> What is asked
Write the data below out exactly as it stands. Do not include the pictures.

> Task data
╔══
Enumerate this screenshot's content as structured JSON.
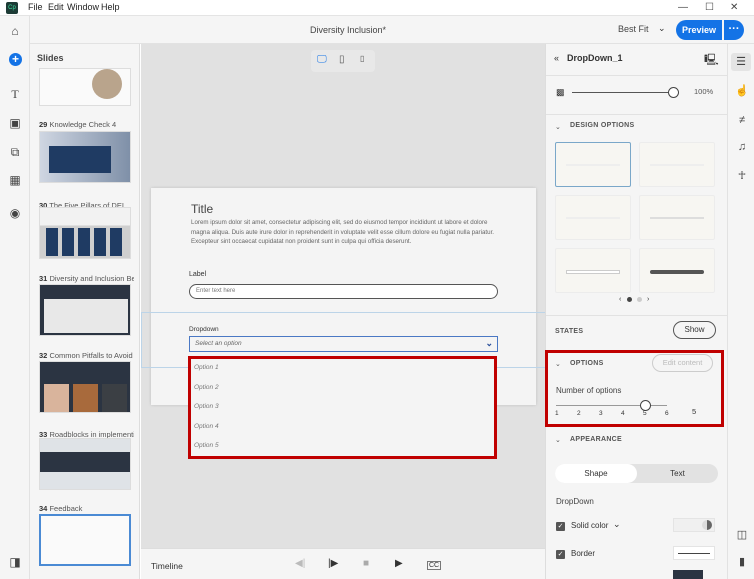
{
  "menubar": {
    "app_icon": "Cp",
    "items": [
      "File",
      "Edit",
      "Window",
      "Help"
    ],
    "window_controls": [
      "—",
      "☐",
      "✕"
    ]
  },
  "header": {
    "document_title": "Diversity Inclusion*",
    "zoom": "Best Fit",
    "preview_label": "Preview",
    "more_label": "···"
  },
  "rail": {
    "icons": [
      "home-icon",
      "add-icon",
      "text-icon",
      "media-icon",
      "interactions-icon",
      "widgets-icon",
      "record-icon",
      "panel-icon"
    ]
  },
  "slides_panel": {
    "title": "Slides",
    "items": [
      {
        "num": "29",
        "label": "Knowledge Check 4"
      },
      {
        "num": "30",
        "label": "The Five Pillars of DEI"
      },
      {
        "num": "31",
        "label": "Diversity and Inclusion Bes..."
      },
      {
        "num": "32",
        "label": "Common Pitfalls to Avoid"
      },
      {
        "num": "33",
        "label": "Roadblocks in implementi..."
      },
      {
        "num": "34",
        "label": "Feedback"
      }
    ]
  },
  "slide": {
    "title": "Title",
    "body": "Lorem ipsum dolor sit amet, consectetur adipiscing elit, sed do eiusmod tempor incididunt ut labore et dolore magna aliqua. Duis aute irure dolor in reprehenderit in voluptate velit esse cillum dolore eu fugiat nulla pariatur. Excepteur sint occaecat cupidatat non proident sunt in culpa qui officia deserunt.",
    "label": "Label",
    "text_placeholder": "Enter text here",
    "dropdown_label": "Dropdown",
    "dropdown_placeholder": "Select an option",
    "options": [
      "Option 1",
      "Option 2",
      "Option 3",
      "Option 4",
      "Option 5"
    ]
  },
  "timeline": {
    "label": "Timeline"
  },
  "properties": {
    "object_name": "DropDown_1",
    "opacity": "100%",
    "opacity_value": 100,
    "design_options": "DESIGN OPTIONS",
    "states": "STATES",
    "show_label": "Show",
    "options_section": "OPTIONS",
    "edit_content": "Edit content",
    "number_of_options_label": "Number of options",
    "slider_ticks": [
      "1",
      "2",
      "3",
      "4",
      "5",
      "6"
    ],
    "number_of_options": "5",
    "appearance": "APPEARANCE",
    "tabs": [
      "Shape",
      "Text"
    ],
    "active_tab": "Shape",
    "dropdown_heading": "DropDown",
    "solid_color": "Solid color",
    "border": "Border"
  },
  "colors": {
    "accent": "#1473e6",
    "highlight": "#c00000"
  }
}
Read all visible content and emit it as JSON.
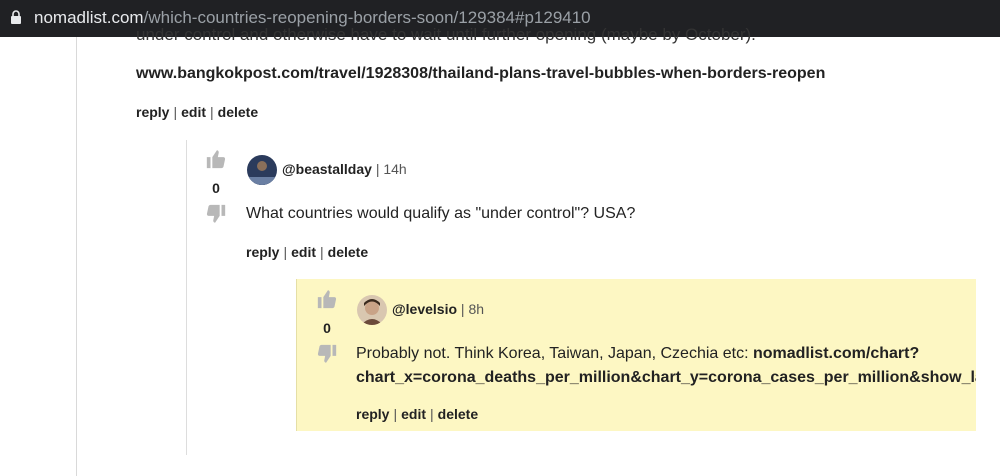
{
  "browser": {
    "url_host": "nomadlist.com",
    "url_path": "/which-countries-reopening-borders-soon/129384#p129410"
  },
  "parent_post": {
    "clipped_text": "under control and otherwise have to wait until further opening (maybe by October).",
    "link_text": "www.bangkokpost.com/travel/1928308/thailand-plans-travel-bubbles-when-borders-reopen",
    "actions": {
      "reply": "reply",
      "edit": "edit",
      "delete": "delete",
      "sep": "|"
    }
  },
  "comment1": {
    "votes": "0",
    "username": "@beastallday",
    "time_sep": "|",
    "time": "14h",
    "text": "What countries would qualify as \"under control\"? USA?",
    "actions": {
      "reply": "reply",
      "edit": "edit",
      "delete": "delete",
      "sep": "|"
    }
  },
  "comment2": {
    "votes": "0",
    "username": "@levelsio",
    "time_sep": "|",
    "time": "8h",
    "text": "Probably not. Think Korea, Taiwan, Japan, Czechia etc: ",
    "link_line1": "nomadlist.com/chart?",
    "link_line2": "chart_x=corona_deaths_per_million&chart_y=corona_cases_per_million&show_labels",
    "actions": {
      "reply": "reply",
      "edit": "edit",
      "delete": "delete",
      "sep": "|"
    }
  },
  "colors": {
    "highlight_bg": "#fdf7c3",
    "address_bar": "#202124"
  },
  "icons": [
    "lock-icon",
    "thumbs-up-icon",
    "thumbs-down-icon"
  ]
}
╚══
> The output
Enumerate this screenshot's content as structured JSON.
{
  "menubar": {
    "app_icon": "Cp",
    "items": [
      "File",
      "Edit",
      "Window",
      "Help"
    ],
    "window_controls": [
      "—",
      "☐",
      "✕"
    ]
  },
  "header": {
    "document_title": "Diversity Inclusion*",
    "zoom": "Best Fit",
    "preview_label": "Preview",
    "more_label": "···"
  },
  "rail": {
    "icons": [
      "home-icon",
      "add-icon",
      "text-icon",
      "media-icon",
      "interactions-icon",
      "widgets-icon",
      "record-icon",
      "panel-icon"
    ]
  },
  "slides_panel": {
    "title": "Slides",
    "items": [
      {
        "num": "29",
        "label": "Knowledge Check 4"
      },
      {
        "num": "30",
        "label": "The Five Pillars of DEI"
      },
      {
        "num": "31",
        "label": "Diversity and Inclusion Bes..."
      },
      {
        "num": "32",
        "label": "Common Pitfalls to Avoid"
      },
      {
        "num": "33",
        "label": "Roadblocks in implementi..."
      },
      {
        "num": "34",
        "label": "Feedback"
      }
    ]
  },
  "slide": {
    "title": "Title",
    "body": "Lorem ipsum dolor sit amet, consectetur adipiscing elit, sed do eiusmod tempor incididunt ut labore et dolore magna aliqua. Duis aute irure dolor in reprehenderit in voluptate velit esse cillum dolore eu fugiat nulla pariatur. Excepteur sint occaecat cupidatat non proident sunt in culpa qui officia deserunt.",
    "label": "Label",
    "text_placeholder": "Enter text here",
    "dropdown_label": "Dropdown",
    "dropdown_placeholder": "Select an option",
    "options": [
      "Option 1",
      "Option 2",
      "Option 3",
      "Option 4",
      "Option 5"
    ]
  },
  "timeline": {
    "label": "Timeline"
  },
  "properties": {
    "object_name": "DropDown_1",
    "opacity": "100%",
    "opacity_value": 100,
    "design_options": "DESIGN OPTIONS",
    "states": "STATES",
    "show_label": "Show",
    "options_section": "OPTIONS",
    "edit_content": "Edit content",
    "number_of_options_label": "Number of options",
    "slider_ticks": [
      "1",
      "2",
      "3",
      "4",
      "5",
      "6"
    ],
    "number_of_options": "5",
    "appearance": "APPEARANCE",
    "tabs": [
      "Shape",
      "Text"
    ],
    "active_tab": "Shape",
    "dropdown_heading": "DropDown",
    "solid_color": "Solid color",
    "border": "Border"
  },
  "colors": {
    "accent": "#1473e6",
    "highlight": "#c00000"
  }
}
Read all visible content and emit it as JSON.
{
  "browser": {
    "url_host": "nomadlist.com",
    "url_path": "/which-countries-reopening-borders-soon/129384#p129410"
  },
  "parent_post": {
    "clipped_text": "under control and otherwise have to wait until further opening (maybe by October).",
    "link_text": "www.bangkokpost.com/travel/1928308/thailand-plans-travel-bubbles-when-borders-reopen",
    "actions": {
      "reply": "reply",
      "edit": "edit",
      "delete": "delete",
      "sep": "|"
    }
  },
  "comment1": {
    "votes": "0",
    "username": "@beastallday",
    "time_sep": "|",
    "time": "14h",
    "text": "What countries would qualify as \"under control\"? USA?",
    "actions": {
      "reply": "reply",
      "edit": "edit",
      "delete": "delete",
      "sep": "|"
    }
  },
  "comment2": {
    "votes": "0",
    "username": "@levelsio",
    "time_sep": "|",
    "time": "8h",
    "text": "Probably not. Think Korea, Taiwan, Japan, Czechia etc: ",
    "link_line1": "nomadlist.com/chart?",
    "link_line2": "chart_x=corona_deaths_per_million&chart_y=corona_cases_per_million&show_labels",
    "actions": {
      "reply": "reply",
      "edit": "edit",
      "delete": "delete",
      "sep": "|"
    }
  },
  "colors": {
    "highlight_bg": "#fdf7c3",
    "address_bar": "#202124"
  },
  "icons": [
    "lock-icon",
    "thumbs-up-icon",
    "thumbs-down-icon"
  ]
}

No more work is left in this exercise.